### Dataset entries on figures
+++++

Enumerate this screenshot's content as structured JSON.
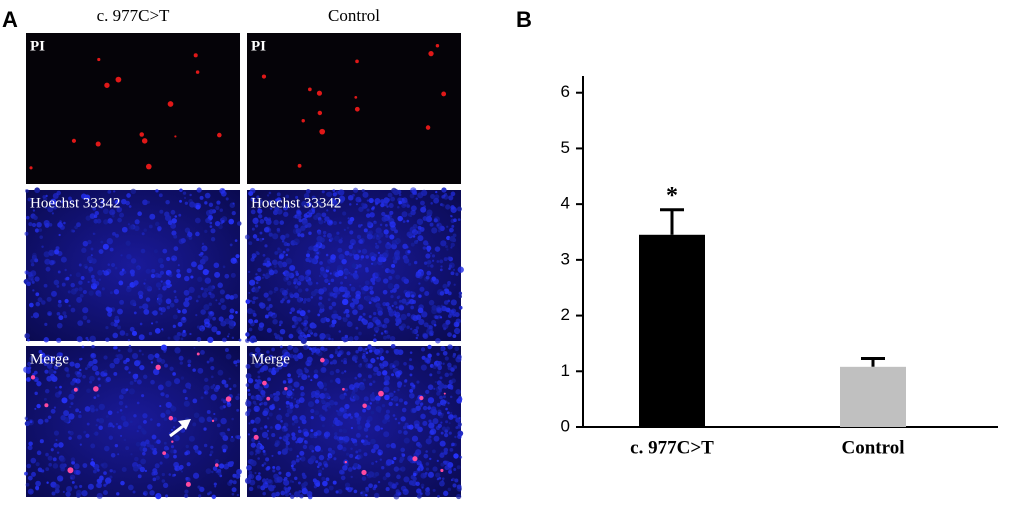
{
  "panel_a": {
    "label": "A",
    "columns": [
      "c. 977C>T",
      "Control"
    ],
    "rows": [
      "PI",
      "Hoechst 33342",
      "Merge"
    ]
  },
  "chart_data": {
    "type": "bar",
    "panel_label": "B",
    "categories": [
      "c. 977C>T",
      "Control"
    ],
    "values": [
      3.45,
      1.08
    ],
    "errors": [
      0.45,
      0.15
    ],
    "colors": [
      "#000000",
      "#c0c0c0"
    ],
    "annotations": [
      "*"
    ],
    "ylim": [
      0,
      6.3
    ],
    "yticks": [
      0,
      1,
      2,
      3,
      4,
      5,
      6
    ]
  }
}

+++++

### TASK OBJECTIVE
Copy the entries exactly. Leave out the images.

### FULL OUTPUT
Enumerate this screenshot's content as structured JSON.
{
  "panel_a": {
    "label": "A",
    "columns": [
      "c. 977C>T",
      "Control"
    ],
    "rows": [
      "PI",
      "Hoechst 33342",
      "Merge"
    ]
  },
  "chart_data": {
    "type": "bar",
    "panel_label": "B",
    "categories": [
      "c. 977C>T",
      "Control"
    ],
    "values": [
      3.45,
      1.08
    ],
    "errors": [
      0.45,
      0.15
    ],
    "colors": [
      "#000000",
      "#c0c0c0"
    ],
    "annotations": [
      "*"
    ],
    "ylim": [
      0,
      6.3
    ],
    "yticks": [
      0,
      1,
      2,
      3,
      4,
      5,
      6
    ]
  }
}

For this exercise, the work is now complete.